**DO THIS**
From the entries below, gather every line containing the string "DBET".

--- Begin EXTRACTED RECORDS ---

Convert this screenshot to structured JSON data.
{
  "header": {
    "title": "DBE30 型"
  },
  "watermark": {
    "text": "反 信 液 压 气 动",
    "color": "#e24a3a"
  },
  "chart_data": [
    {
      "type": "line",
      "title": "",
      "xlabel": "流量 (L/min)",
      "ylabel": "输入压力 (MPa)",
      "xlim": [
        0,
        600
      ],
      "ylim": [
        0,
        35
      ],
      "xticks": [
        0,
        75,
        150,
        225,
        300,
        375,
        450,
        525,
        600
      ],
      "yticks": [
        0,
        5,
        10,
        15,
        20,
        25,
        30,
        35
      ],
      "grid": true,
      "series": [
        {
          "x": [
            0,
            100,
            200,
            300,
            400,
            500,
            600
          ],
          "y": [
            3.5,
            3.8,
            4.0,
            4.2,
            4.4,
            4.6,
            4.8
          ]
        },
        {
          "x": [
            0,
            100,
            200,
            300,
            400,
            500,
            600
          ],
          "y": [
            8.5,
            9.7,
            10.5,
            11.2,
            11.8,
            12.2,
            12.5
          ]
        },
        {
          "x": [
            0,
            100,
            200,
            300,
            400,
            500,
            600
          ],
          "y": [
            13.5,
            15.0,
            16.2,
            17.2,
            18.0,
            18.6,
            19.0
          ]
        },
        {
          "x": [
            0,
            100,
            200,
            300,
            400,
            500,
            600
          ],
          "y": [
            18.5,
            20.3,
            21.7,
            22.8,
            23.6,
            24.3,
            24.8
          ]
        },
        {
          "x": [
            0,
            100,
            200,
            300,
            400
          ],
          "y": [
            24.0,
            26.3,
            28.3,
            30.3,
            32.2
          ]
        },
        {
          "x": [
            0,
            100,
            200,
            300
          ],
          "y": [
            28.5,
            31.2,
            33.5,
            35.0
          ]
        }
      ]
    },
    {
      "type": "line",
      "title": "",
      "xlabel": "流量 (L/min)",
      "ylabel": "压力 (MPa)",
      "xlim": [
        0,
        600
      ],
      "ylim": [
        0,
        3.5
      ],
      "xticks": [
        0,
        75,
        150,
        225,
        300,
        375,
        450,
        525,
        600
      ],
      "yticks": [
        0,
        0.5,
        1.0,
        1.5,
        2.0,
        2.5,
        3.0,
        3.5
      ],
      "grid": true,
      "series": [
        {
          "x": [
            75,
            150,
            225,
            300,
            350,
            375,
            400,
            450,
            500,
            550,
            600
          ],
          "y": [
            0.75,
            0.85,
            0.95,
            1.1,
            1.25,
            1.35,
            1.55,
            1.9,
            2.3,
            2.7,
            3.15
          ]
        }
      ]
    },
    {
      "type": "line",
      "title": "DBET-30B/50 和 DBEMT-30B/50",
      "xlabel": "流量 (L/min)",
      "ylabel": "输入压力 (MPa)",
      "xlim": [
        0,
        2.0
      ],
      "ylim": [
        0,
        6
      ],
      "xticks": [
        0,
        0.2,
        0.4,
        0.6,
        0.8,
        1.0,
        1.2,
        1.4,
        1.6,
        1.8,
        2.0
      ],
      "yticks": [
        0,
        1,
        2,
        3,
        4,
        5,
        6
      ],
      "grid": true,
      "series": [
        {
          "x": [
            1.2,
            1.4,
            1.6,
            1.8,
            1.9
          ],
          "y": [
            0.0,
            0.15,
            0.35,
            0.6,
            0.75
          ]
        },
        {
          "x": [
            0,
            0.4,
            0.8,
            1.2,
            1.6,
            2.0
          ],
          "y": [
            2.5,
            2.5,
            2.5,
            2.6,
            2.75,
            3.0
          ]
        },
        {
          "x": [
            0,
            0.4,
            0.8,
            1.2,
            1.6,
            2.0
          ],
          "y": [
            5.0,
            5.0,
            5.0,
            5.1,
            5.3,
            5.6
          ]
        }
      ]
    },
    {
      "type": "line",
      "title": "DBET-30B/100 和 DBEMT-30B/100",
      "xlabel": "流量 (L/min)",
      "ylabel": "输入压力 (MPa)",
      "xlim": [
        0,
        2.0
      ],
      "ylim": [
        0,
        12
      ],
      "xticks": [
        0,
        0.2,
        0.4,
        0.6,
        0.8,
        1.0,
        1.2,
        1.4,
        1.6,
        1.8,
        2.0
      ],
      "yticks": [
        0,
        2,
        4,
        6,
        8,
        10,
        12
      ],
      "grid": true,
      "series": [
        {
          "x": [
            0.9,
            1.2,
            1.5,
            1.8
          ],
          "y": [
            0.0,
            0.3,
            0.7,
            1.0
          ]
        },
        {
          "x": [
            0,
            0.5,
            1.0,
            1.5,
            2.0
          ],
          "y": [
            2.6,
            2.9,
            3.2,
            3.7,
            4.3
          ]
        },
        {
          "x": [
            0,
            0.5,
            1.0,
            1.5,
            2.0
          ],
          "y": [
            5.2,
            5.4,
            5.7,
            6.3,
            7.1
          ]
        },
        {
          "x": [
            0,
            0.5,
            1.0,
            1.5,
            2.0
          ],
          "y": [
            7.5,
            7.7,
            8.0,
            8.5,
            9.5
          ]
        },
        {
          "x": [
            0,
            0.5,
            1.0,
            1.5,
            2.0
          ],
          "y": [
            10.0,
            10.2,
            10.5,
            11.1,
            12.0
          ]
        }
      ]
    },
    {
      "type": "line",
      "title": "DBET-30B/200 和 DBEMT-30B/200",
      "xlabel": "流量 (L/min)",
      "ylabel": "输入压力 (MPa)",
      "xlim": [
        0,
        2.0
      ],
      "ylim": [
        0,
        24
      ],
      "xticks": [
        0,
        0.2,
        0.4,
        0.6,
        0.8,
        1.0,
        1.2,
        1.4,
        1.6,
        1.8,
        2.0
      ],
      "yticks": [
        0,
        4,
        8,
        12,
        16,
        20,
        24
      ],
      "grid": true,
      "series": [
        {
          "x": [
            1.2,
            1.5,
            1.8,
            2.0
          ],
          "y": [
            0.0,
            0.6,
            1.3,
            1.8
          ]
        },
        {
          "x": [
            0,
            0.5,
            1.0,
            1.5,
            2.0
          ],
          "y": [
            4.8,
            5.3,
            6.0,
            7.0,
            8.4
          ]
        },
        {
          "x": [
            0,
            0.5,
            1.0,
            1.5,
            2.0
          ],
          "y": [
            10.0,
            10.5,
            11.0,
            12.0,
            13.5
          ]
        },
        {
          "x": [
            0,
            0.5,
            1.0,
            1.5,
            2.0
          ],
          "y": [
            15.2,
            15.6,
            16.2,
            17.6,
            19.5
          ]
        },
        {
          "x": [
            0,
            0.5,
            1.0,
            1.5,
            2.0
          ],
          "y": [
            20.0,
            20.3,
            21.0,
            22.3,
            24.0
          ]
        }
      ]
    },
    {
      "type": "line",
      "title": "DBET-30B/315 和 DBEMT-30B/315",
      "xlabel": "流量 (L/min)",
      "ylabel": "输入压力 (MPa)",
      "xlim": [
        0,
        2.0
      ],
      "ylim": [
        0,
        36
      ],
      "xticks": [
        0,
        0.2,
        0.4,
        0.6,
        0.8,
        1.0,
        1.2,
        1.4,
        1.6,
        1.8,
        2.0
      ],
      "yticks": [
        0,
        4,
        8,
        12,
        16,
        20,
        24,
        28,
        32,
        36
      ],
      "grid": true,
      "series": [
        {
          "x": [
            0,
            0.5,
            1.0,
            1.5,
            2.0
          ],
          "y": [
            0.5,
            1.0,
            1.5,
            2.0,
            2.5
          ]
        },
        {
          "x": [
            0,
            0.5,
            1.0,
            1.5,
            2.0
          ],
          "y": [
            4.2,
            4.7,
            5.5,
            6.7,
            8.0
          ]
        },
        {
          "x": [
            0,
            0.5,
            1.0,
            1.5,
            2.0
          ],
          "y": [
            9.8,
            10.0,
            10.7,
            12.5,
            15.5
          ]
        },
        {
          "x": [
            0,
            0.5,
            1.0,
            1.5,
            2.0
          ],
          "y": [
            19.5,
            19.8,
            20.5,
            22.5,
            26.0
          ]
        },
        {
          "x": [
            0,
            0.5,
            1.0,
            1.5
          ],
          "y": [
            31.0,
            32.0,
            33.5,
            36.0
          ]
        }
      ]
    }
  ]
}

--- End EXTRACTED RECORDS ---

**COMPLETE ANSWER**
      "title": "DBET-30B/50 和 DBEMT-30B/50",
      "title": "DBET-30B/100 和 DBEMT-30B/100",
      "title": "DBET-30B/200 和 DBEMT-30B/200",
      "title": "DBET-30B/315 和 DBEMT-30B/315",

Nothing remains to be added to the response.